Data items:
[start]

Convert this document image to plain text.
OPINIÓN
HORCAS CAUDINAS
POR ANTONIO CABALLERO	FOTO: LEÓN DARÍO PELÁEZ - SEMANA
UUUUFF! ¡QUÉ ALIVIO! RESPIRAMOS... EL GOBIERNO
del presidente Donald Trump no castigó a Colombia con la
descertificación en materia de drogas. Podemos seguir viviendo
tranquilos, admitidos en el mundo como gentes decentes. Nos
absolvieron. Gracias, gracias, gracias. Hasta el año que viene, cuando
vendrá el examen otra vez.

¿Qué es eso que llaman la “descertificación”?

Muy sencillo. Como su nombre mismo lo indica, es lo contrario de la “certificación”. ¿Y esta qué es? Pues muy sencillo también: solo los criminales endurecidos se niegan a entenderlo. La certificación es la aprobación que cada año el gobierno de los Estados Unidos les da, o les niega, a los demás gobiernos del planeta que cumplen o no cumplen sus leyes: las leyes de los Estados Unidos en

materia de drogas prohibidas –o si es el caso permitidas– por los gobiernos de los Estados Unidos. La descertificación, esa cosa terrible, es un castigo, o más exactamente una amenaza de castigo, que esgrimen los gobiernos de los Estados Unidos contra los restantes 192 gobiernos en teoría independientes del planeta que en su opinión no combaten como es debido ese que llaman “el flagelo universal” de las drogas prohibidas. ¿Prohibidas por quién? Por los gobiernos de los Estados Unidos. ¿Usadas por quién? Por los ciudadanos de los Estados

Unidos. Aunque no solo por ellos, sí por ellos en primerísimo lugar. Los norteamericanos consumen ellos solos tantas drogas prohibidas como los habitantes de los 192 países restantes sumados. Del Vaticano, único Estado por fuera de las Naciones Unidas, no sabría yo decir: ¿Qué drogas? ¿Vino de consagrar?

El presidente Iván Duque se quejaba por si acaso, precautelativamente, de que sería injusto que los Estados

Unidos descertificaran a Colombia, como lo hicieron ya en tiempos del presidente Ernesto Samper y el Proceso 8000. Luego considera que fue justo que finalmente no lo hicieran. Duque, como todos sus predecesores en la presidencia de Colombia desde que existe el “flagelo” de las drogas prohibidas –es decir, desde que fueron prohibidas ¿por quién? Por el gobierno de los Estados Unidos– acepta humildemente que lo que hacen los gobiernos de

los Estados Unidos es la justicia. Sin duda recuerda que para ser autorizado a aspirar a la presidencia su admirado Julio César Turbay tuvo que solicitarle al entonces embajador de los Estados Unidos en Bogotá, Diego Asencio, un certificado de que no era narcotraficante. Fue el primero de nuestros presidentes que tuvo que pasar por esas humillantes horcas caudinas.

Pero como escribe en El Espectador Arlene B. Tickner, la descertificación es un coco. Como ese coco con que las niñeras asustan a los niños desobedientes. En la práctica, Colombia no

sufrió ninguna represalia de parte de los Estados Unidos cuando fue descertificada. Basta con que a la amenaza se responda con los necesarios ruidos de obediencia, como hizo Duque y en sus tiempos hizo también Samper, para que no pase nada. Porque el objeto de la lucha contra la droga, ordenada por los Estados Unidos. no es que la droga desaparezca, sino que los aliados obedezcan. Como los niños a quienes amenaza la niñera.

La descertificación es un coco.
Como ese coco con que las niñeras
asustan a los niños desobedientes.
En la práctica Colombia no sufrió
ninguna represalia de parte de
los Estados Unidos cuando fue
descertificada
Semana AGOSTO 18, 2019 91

[end]

Please copy out each record, character for character.

Convert this document image to plain text.
OPINIÓN
HORCAS CAUDINAS
POR ANTONIO CABALLERO	FOTO: LEÓN DARÍO PELÁEZ - SEMANA
UUUUFF! ¡QUÉ ALIVIO! RESPIRAMOS... EL GOBIERNO
del presidente Donald Trump no castigó a Colombia con la
descertificación en materia de drogas. Podemos seguir viviendo
tranquilos, admitidos en el mundo como gentes decentes. Nos
absolvieron. Gracias, gracias, gracias. Hasta el año que viene, cuando
vendrá el examen otra vez.

¿Qué es eso que llaman la “descertificación”?

Muy sencillo. Como su nombre mismo lo indica, es lo contrario de la “certificación”. ¿Y esta qué es? Pues muy sencillo también: solo los criminales endurecidos se niegan a entenderlo. La certificación es la aprobación que cada año el gobierno de los Estados Unidos les da, o les niega, a los demás gobiernos del planeta que cumplen o no cumplen sus leyes: las leyes de los Estados Unidos en

materia de drogas prohibidas –o si es el caso permitidas– por los gobiernos de los Estados Unidos. La descertificación, esa cosa terrible, es un castigo, o más exactamente una amenaza de castigo, que esgrimen los gobiernos de los Estados Unidos contra los restantes 192 gobiernos en teoría independientes del planeta que en su opinión no combaten como es debido ese que llaman “el flagelo universal” de las drogas prohibidas. ¿Prohibidas por quién? Por los gobiernos de los Estados Unidos. ¿Usadas por quién? Por los ciudadanos de los Estados

Unidos. Aunque no solo por ellos, sí por ellos en primerísimo lugar. Los norteamericanos consumen ellos solos tantas drogas prohibidas como los habitantes de los 192 países restantes sumados. Del Vaticano, único Estado por fuera de las Naciones Unidas, no sabría yo decir: ¿Qué drogas? ¿Vino de consagrar?

El presidente Iván Duque se quejaba por si acaso, precautelativamente, de que sería injusto que los Estados

Unidos descertificaran a Colombia, como lo hicieron ya en tiempos del presidente Ernesto Samper y el Proceso 8000. Luego considera que fue justo que finalmente no lo hicieran. Duque, como todos sus predecesores en la presidencia de Colombia desde que existe el “flagelo” de las drogas prohibidas –es decir, desde que fueron prohibidas ¿por quién? Por el gobierno de los Estados Unidos– acepta humildemente que lo que hacen los gobiernos de

los Estados Unidos es la justicia. Sin duda recuerda que para ser autorizado a aspirar a la presidencia su admirado Julio César Turbay tuvo que solicitarle al entonces embajador de los Estados Unidos en Bogotá, Diego Asencio, un certificado de que no era narcotraficante. Fue el primero de nuestros presidentes que tuvo que pasar por esas humillantes horcas caudinas.

Pero como escribe en El Espectador Arlene B. Tickner, la descertificación es un coco. Como ese coco con que las niñeras asustan a los niños desobedientes. En la práctica, Colombia no

sufrió ninguna represalia de parte de los Estados Unidos cuando fue descertificada. Basta con que a la amenaza se responda con los necesarios ruidos de obediencia, como hizo Duque y en sus tiempos hizo también Samper, para que no pase nada. Porque el objeto de la lucha contra la droga, ordenada por los Estados Unidos. no es que la droga desaparezca, sino que los aliados obedezcan. Como los niños a quienes amenaza la niñera.

La descertificación es un coco.
Como ese coco con que las niñeras
asustan a los niños desobedientes.
En la práctica Colombia no sufrió
ninguna represalia de parte de
los Estados Unidos cuando fue
descertificada
Semana AGOSTO 18, 2019 91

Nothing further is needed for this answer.